◆ **REQUIREMENT**
Any picture among the records should be left out, please; retype the rest exactly.

╭─ RECORDED DATA

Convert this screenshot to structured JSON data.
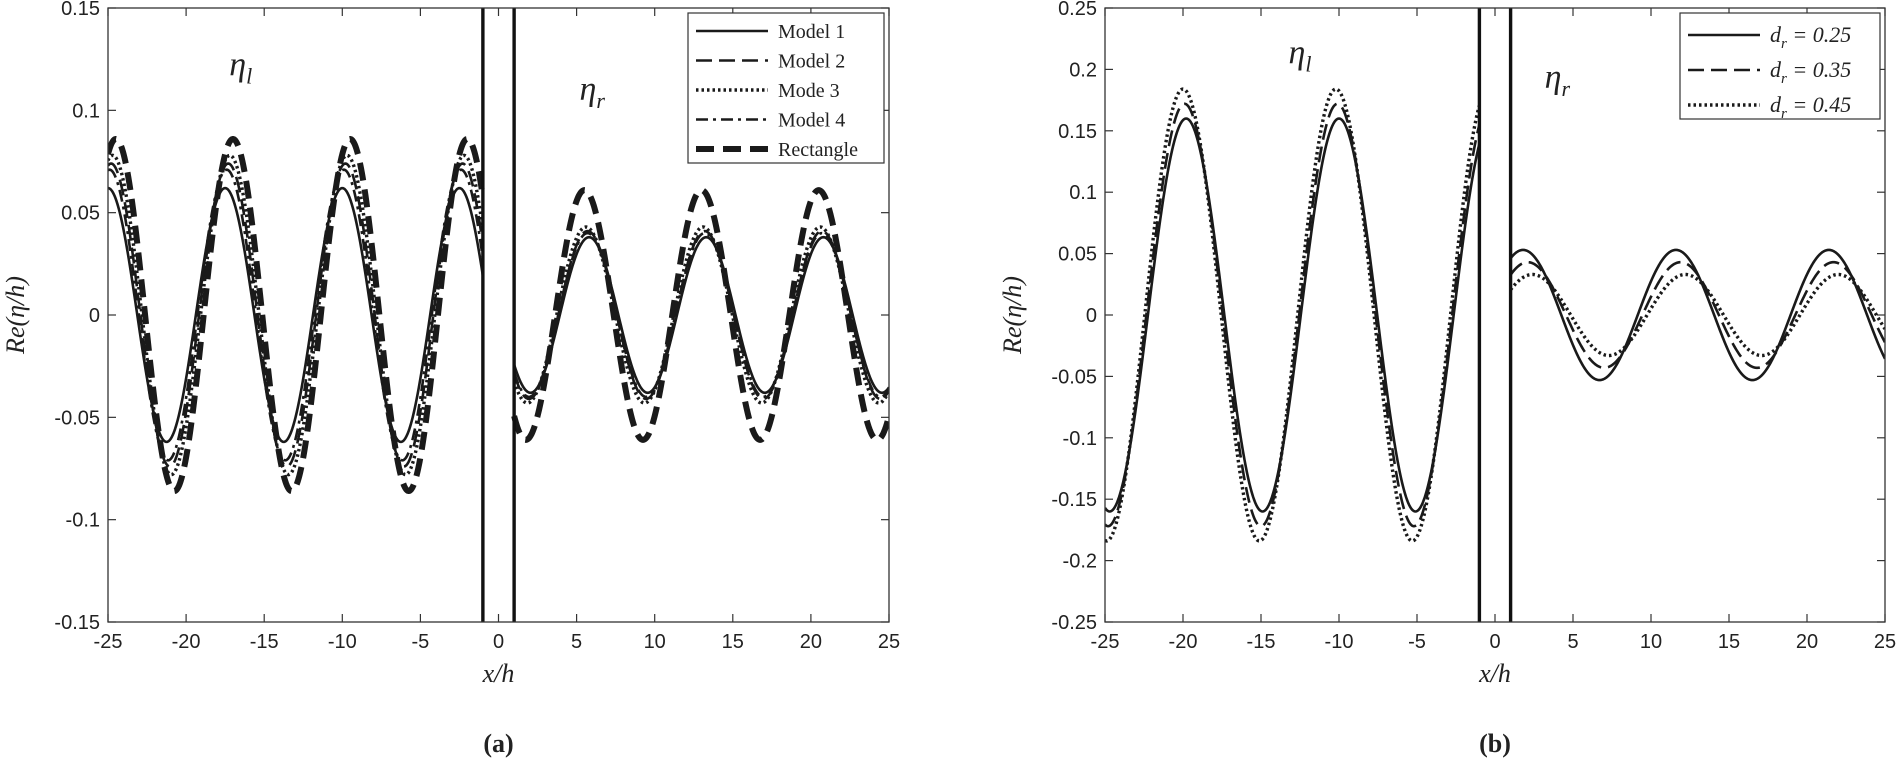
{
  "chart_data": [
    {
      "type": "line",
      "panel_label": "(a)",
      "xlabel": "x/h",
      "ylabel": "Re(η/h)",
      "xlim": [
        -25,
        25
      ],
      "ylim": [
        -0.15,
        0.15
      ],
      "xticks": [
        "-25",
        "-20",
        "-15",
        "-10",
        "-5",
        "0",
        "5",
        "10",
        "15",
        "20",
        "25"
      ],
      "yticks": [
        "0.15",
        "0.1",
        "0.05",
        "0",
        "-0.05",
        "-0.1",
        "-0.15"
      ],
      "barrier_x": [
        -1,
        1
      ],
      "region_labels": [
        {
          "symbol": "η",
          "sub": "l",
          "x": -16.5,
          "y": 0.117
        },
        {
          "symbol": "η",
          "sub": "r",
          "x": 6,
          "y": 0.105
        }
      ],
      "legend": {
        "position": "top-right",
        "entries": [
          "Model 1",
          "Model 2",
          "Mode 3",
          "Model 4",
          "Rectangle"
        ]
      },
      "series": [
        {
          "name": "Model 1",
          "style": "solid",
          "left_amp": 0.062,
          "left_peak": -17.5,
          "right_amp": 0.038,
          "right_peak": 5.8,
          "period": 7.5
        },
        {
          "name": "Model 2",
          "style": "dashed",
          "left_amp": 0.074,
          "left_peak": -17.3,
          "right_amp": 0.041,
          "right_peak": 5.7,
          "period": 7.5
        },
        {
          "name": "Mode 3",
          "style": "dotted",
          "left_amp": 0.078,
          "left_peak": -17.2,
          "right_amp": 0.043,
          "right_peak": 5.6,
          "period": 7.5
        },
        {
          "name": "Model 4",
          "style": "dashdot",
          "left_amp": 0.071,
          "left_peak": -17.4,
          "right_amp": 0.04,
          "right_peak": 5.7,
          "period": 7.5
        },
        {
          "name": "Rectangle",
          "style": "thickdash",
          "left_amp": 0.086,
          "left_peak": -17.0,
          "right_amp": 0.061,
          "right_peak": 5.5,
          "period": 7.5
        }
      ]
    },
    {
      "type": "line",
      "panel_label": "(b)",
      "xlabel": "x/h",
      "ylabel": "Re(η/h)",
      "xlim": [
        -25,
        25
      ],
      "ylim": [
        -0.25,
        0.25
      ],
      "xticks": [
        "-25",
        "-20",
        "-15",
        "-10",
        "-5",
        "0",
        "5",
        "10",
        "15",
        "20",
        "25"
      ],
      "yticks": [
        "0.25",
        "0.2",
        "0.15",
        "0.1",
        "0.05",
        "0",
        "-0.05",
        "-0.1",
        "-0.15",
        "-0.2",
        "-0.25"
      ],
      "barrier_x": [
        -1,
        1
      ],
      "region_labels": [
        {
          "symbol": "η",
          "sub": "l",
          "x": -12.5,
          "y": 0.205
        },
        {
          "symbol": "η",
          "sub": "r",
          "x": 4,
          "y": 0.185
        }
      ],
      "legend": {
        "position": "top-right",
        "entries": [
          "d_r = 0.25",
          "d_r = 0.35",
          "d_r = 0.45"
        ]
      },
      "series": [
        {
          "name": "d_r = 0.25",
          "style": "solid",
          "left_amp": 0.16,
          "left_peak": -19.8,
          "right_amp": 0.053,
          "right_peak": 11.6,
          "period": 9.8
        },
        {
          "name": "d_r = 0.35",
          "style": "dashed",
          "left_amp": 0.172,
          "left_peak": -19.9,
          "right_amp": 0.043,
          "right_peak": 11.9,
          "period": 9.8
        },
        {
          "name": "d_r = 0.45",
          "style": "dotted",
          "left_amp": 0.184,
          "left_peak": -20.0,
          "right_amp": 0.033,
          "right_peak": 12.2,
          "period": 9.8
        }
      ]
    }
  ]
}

╰─

◆ **RESPONSE**
Convert this screenshot to structured JSON data.
{
  "chart_data": [
    {
      "type": "line",
      "panel_label": "(a)",
      "xlabel": "x/h",
      "ylabel": "Re(η/h)",
      "xlim": [
        -25,
        25
      ],
      "ylim": [
        -0.15,
        0.15
      ],
      "xticks": [
        "-25",
        "-20",
        "-15",
        "-10",
        "-5",
        "0",
        "5",
        "10",
        "15",
        "20",
        "25"
      ],
      "yticks": [
        "0.15",
        "0.1",
        "0.05",
        "0",
        "-0.05",
        "-0.1",
        "-0.15"
      ],
      "barrier_x": [
        -1,
        1
      ],
      "region_labels": [
        {
          "symbol": "η",
          "sub": "l",
          "x": -16.5,
          "y": 0.117
        },
        {
          "symbol": "η",
          "sub": "r",
          "x": 6,
          "y": 0.105
        }
      ],
      "legend": {
        "position": "top-right",
        "entries": [
          "Model 1",
          "Model 2",
          "Mode 3",
          "Model 4",
          "Rectangle"
        ]
      },
      "series": [
        {
          "name": "Model 1",
          "style": "solid",
          "left_amp": 0.062,
          "left_peak": -17.5,
          "right_amp": 0.038,
          "right_peak": 5.8,
          "period": 7.5
        },
        {
          "name": "Model 2",
          "style": "dashed",
          "left_amp": 0.074,
          "left_peak": -17.3,
          "right_amp": 0.041,
          "right_peak": 5.7,
          "period": 7.5
        },
        {
          "name": "Mode 3",
          "style": "dotted",
          "left_amp": 0.078,
          "left_peak": -17.2,
          "right_amp": 0.043,
          "right_peak": 5.6,
          "period": 7.5
        },
        {
          "name": "Model 4",
          "style": "dashdot",
          "left_amp": 0.071,
          "left_peak": -17.4,
          "right_amp": 0.04,
          "right_peak": 5.7,
          "period": 7.5
        },
        {
          "name": "Rectangle",
          "style": "thickdash",
          "left_amp": 0.086,
          "left_peak": -17.0,
          "right_amp": 0.061,
          "right_peak": 5.5,
          "period": 7.5
        }
      ]
    },
    {
      "type": "line",
      "panel_label": "(b)",
      "xlabel": "x/h",
      "ylabel": "Re(η/h)",
      "xlim": [
        -25,
        25
      ],
      "ylim": [
        -0.25,
        0.25
      ],
      "xticks": [
        "-25",
        "-20",
        "-15",
        "-10",
        "-5",
        "0",
        "5",
        "10",
        "15",
        "20",
        "25"
      ],
      "yticks": [
        "0.25",
        "0.2",
        "0.15",
        "0.1",
        "0.05",
        "0",
        "-0.05",
        "-0.1",
        "-0.15",
        "-0.2",
        "-0.25"
      ],
      "barrier_x": [
        -1,
        1
      ],
      "region_labels": [
        {
          "symbol": "η",
          "sub": "l",
          "x": -12.5,
          "y": 0.205
        },
        {
          "symbol": "η",
          "sub": "r",
          "x": 4,
          "y": 0.185
        }
      ],
      "legend": {
        "position": "top-right",
        "entries": [
          "d_r = 0.25",
          "d_r = 0.35",
          "d_r = 0.45"
        ]
      },
      "series": [
        {
          "name": "d_r = 0.25",
          "style": "solid",
          "left_amp": 0.16,
          "left_peak": -19.8,
          "right_amp": 0.053,
          "right_peak": 11.6,
          "period": 9.8
        },
        {
          "name": "d_r = 0.35",
          "style": "dashed",
          "left_amp": 0.172,
          "left_peak": -19.9,
          "right_amp": 0.043,
          "right_peak": 11.9,
          "period": 9.8
        },
        {
          "name": "d_r = 0.45",
          "style": "dotted",
          "left_amp": 0.184,
          "left_peak": -20.0,
          "right_amp": 0.033,
          "right_peak": 12.2,
          "period": 9.8
        }
      ]
    }
  ]
}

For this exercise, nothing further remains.